------ GIVEN RECORDS
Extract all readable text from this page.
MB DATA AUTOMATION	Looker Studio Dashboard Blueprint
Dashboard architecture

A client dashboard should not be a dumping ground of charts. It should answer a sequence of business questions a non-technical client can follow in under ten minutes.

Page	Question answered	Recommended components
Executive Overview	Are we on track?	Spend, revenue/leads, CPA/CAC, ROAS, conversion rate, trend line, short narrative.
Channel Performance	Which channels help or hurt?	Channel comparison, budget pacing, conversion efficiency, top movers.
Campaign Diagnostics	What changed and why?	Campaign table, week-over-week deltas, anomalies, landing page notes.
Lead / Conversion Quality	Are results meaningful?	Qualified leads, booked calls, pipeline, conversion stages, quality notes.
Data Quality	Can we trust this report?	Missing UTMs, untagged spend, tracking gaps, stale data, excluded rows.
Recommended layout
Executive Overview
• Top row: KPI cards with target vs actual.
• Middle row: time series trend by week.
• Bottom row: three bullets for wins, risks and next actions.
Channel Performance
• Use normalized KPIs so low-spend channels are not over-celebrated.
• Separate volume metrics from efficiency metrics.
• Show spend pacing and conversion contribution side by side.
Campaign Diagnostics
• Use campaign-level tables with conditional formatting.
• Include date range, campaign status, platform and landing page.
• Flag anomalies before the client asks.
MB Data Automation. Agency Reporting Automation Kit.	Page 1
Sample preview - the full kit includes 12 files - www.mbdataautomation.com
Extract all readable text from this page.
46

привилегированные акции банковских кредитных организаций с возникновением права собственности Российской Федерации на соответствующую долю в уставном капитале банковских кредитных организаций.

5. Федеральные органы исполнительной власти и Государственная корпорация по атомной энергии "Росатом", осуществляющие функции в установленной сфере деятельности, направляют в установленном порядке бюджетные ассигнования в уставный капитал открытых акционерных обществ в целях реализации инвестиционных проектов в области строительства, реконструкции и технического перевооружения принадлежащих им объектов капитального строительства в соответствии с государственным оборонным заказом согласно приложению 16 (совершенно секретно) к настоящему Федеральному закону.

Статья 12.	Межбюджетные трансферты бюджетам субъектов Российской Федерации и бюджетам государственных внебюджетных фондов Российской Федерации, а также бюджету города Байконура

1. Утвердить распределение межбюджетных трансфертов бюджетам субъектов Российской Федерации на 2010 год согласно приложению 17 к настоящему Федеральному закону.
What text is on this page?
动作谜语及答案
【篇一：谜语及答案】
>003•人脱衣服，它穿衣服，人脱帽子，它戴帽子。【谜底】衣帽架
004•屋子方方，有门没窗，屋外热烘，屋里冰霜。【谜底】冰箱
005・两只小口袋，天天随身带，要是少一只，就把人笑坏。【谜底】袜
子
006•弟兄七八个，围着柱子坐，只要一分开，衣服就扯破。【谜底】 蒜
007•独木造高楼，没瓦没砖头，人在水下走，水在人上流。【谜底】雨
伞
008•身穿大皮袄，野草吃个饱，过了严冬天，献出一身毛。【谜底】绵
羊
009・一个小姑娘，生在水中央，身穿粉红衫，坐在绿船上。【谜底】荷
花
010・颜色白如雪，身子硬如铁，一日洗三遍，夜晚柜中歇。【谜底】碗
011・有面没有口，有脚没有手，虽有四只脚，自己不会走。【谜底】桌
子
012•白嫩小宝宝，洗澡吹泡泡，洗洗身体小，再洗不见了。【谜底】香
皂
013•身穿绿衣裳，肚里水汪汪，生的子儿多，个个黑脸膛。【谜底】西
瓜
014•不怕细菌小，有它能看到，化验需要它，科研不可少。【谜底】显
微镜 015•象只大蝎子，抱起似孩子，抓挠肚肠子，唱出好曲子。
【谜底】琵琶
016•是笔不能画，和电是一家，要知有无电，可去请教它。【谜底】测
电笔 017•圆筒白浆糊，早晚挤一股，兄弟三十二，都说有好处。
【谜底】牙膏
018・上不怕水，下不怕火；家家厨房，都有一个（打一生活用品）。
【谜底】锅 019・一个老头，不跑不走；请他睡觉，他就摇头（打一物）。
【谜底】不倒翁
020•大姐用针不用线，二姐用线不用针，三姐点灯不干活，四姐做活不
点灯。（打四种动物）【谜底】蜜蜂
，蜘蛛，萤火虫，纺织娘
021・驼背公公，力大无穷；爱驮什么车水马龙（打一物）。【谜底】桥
------------
▶ [REQUIRED WORK] Reproduce all of the entries word for word.

▶ [ANSWER TO THIS TASK]
Extract all readable text from this page.
MB DATA AUTOMATION	Looker Studio Dashboard Blueprint
Dashboard architecture

A client dashboard should not be a dumping ground of charts. It should answer a sequence of business questions a non-technical client can follow in under ten minutes.

Page	Question answered	Recommended components
Executive Overview	Are we on track?	Spend, revenue/leads, CPA/CAC, ROAS, conversion rate, trend line, short narrative.
Channel Performance	Which channels help or hurt?	Channel comparison, budget pacing, conversion efficiency, top movers.
Campaign Diagnostics	What changed and why?	Campaign table, week-over-week deltas, anomalies, landing page notes.
Lead / Conversion Quality	Are results meaningful?	Qualified leads, booked calls, pipeline, conversion stages, quality notes.
Data Quality	Can we trust this report?	Missing UTMs, untagged spend, tracking gaps, stale data, excluded rows.
Recommended layout
Executive Overview
• Top row: KPI cards with target vs actual.
• Middle row: time series trend by week.
• Bottom row: three bullets for wins, risks and next actions.
Channel Performance
• Use normalized KPIs so low-spend channels are not over-celebrated.
• Separate volume metrics from efficiency metrics.
• Show spend pacing and conversion contribution side by side.
Campaign Diagnostics
• Use campaign-level tables with conditional formatting.
• Include date range, campaign status, platform and landing page.
• Flag anomalies before the client asks.
MB Data Automation. Agency Reporting Automation Kit.	Page 1
Sample preview - the full kit includes 12 files - www.mbdataautomation.com
Extract all readable text from this page.
46

привилегированные акции банковских кредитных организаций с возникновением права собственности Российской Федерации на соответствующую долю в уставном капитале банковских кредитных организаций.

5. Федеральные органы исполнительной власти и Государственная корпорация по атомной энергии "Росатом", осуществляющие функции в установленной сфере деятельности, направляют в установленном порядке бюджетные ассигнования в уставный капитал открытых акционерных обществ в целях реализации инвестиционных проектов в области строительства, реконструкции и технического перевооружения принадлежащих им объектов капитального строительства в соответствии с государственным оборонным заказом согласно приложению 16 (совершенно секретно) к настоящему Федеральному закону.

Статья 12.	Межбюджетные трансферты бюджетам субъектов Российской Федерации и бюджетам государственных внебюджетных фондов Российской Федерации, а также бюджету города Байконура

1. Утвердить распределение межбюджетных трансфертов бюджетам субъектов Российской Федерации на 2010 год согласно приложению 17 к настоящему Федеральному закону.
What text is on this page?
动作谜语及答案
【篇一：谜语及答案】
>003•人脱衣服，它穿衣服，人脱帽子，它戴帽子。【谜底】衣帽架
004•屋子方方，有门没窗，屋外热烘，屋里冰霜。【谜底】冰箱
005・两只小口袋，天天随身带，要是少一只，就把人笑坏。【谜底】袜
子
006•弟兄七八个，围着柱子坐，只要一分开，衣服就扯破。【谜底】 蒜
007•独木造高楼，没瓦没砖头，人在水下走，水在人上流。【谜底】雨
伞
008•身穿大皮袄，野草吃个饱，过了严冬天，献出一身毛。【谜底】绵
羊
009・一个小姑娘，生在水中央，身穿粉红衫，坐在绿船上。【谜底】荷
花
010・颜色白如雪，身子硬如铁，一日洗三遍，夜晚柜中歇。【谜底】碗
011・有面没有口，有脚没有手，虽有四只脚，自己不会走。【谜底】桌
子
012•白嫩小宝宝，洗澡吹泡泡，洗洗身体小，再洗不见了。【谜底】香
皂
013•身穿绿衣裳，肚里水汪汪，生的子儿多，个个黑脸膛。【谜底】西
瓜
014•不怕细菌小，有它能看到，化验需要它，科研不可少。【谜底】显
微镜 015•象只大蝎子，抱起似孩子，抓挠肚肠子，唱出好曲子。
【谜底】琵琶
016•是笔不能画，和电是一家，要知有无电，可去请教它。【谜底】测
电笔 017•圆筒白浆糊，早晚挤一股，兄弟三十二，都说有好处。
【谜底】牙膏
018・上不怕水，下不怕火；家家厨房，都有一个（打一生活用品）。
【谜底】锅 019・一个老头，不跑不走；请他睡觉，他就摇头（打一物）。
【谜底】不倒翁
020•大姐用针不用线，二姐用线不用针，三姐点灯不干活，四姐做活不
点灯。（打四种动物）【谜底】蜜蜂
，蜘蛛，萤火虫，纺织娘
021・驼背公公，力大无穷；爱驮什么车水马龙（打一物）。【谜底】桥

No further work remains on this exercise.